Data supplied
□ □ □ □ □

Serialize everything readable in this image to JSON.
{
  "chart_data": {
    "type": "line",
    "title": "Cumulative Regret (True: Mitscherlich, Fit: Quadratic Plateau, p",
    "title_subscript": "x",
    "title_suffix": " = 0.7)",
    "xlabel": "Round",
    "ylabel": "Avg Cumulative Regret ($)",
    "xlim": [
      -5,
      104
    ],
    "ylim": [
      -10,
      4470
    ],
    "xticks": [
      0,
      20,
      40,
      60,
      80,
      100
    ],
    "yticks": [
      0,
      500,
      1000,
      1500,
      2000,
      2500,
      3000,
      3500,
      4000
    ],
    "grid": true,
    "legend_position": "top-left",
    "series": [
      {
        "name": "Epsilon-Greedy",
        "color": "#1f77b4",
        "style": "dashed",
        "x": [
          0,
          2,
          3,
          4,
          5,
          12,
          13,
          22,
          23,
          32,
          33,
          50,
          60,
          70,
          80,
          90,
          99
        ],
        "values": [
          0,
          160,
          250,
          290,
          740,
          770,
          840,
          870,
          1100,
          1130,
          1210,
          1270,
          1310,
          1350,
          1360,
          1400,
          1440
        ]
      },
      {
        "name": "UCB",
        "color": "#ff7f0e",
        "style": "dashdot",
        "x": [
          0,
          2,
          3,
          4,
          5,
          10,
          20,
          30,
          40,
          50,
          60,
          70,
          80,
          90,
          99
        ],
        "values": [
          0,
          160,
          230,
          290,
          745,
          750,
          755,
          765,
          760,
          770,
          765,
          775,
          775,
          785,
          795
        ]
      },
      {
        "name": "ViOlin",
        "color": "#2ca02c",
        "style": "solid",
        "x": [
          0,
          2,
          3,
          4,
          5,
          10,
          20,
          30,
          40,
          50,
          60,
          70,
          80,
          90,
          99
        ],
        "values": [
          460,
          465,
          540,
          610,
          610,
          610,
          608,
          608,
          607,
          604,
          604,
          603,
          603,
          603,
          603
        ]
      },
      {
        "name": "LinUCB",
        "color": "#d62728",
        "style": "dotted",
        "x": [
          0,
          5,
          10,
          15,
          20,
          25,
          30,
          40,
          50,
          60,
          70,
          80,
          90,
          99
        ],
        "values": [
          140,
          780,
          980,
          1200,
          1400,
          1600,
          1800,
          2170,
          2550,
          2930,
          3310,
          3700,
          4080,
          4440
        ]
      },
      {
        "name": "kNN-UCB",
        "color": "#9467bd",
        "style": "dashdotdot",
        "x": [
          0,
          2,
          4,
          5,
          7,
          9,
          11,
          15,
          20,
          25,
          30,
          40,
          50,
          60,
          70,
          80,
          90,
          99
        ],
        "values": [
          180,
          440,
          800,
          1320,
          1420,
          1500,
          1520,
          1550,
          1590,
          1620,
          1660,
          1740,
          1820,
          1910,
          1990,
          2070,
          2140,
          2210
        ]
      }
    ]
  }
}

□ □ □ □ □

Copy all lines from the material that include "style".

        "style": "dashed",
        "style": "dashdot",
        "style": "solid",
        "style": "dotted",
        "style": "dashdotdot",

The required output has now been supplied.